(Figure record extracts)
################

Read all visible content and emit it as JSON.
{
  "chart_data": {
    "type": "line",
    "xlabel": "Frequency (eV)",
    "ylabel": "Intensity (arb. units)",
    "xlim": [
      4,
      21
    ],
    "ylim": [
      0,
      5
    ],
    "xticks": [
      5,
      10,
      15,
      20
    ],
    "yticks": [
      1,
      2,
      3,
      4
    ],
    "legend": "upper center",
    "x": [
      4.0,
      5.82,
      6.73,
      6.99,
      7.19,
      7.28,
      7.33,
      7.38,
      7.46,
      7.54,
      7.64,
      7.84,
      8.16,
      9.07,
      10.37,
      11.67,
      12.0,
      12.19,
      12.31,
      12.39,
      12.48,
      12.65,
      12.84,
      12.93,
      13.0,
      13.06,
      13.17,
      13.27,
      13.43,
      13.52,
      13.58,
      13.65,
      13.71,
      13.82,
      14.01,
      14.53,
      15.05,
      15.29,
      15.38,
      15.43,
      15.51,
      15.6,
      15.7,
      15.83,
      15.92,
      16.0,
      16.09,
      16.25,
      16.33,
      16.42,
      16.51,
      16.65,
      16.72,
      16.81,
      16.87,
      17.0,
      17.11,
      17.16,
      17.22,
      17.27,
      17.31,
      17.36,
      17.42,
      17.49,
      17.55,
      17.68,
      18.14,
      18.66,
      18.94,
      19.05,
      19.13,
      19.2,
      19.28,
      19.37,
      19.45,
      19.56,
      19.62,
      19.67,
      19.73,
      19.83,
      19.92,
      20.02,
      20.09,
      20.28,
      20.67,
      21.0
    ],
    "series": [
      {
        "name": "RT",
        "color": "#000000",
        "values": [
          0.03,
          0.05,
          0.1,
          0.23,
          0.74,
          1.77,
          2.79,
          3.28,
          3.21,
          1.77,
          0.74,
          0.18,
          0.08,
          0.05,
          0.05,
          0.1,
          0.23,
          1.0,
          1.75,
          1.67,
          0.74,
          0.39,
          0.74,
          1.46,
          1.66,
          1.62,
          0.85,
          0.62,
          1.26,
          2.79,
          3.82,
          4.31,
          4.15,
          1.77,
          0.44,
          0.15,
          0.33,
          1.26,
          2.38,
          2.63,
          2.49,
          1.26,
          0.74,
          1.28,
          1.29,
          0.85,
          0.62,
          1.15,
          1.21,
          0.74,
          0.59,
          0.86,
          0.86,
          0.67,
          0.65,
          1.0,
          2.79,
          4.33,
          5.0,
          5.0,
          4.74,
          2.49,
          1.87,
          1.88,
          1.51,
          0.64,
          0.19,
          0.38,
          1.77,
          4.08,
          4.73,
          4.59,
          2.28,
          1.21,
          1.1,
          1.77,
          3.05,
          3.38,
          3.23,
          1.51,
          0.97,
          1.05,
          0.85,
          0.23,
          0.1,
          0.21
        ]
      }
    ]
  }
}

################

| Work to complete |
Write all of the records out again exactly.

| Output of the exercise |
Read all visible content and emit it as JSON.
{
  "chart_data": {
    "type": "line",
    "xlabel": "Frequency (eV)",
    "ylabel": "Intensity (arb. units)",
    "xlim": [
      4,
      21
    ],
    "ylim": [
      0,
      5
    ],
    "xticks": [
      5,
      10,
      15,
      20
    ],
    "yticks": [
      1,
      2,
      3,
      4
    ],
    "legend": "upper center",
    "x": [
      4.0,
      5.82,
      6.73,
      6.99,
      7.19,
      7.28,
      7.33,
      7.38,
      7.46,
      7.54,
      7.64,
      7.84,
      8.16,
      9.07,
      10.37,
      11.67,
      12.0,
      12.19,
      12.31,
      12.39,
      12.48,
      12.65,
      12.84,
      12.93,
      13.0,
      13.06,
      13.17,
      13.27,
      13.43,
      13.52,
      13.58,
      13.65,
      13.71,
      13.82,
      14.01,
      14.53,
      15.05,
      15.29,
      15.38,
      15.43,
      15.51,
      15.6,
      15.7,
      15.83,
      15.92,
      16.0,
      16.09,
      16.25,
      16.33,
      16.42,
      16.51,
      16.65,
      16.72,
      16.81,
      16.87,
      17.0,
      17.11,
      17.16,
      17.22,
      17.27,
      17.31,
      17.36,
      17.42,
      17.49,
      17.55,
      17.68,
      18.14,
      18.66,
      18.94,
      19.05,
      19.13,
      19.2,
      19.28,
      19.37,
      19.45,
      19.56,
      19.62,
      19.67,
      19.73,
      19.83,
      19.92,
      20.02,
      20.09,
      20.28,
      20.67,
      21.0
    ],
    "series": [
      {
        "name": "RT",
        "color": "#000000",
        "values": [
          0.03,
          0.05,
          0.1,
          0.23,
          0.74,
          1.77,
          2.79,
          3.28,
          3.21,
          1.77,
          0.74,
          0.18,
          0.08,
          0.05,
          0.05,
          0.1,
          0.23,
          1.0,
          1.75,
          1.67,
          0.74,
          0.39,
          0.74,
          1.46,
          1.66,
          1.62,
          0.85,
          0.62,
          1.26,
          2.79,
          3.82,
          4.31,
          4.15,
          1.77,
          0.44,
          0.15,
          0.33,
          1.26,
          2.38,
          2.63,
          2.49,
          1.26,
          0.74,
          1.28,
          1.29,
          0.85,
          0.62,
          1.15,
          1.21,
          0.74,
          0.59,
          0.86,
          0.86,
          0.67,
          0.65,
          1.0,
          2.79,
          4.33,
          5.0,
          5.0,
          4.74,
          2.49,
          1.87,
          1.88,
          1.51,
          0.64,
          0.19,
          0.38,
          1.77,
          4.08,
          4.73,
          4.59,
          2.28,
          1.21,
          1.1,
          1.77,
          3.05,
          3.38,
          3.23,
          1.51,
          0.97,
          1.05,
          0.85,
          0.23,
          0.1,
          0.21
        ]
      }
    ]
  }
}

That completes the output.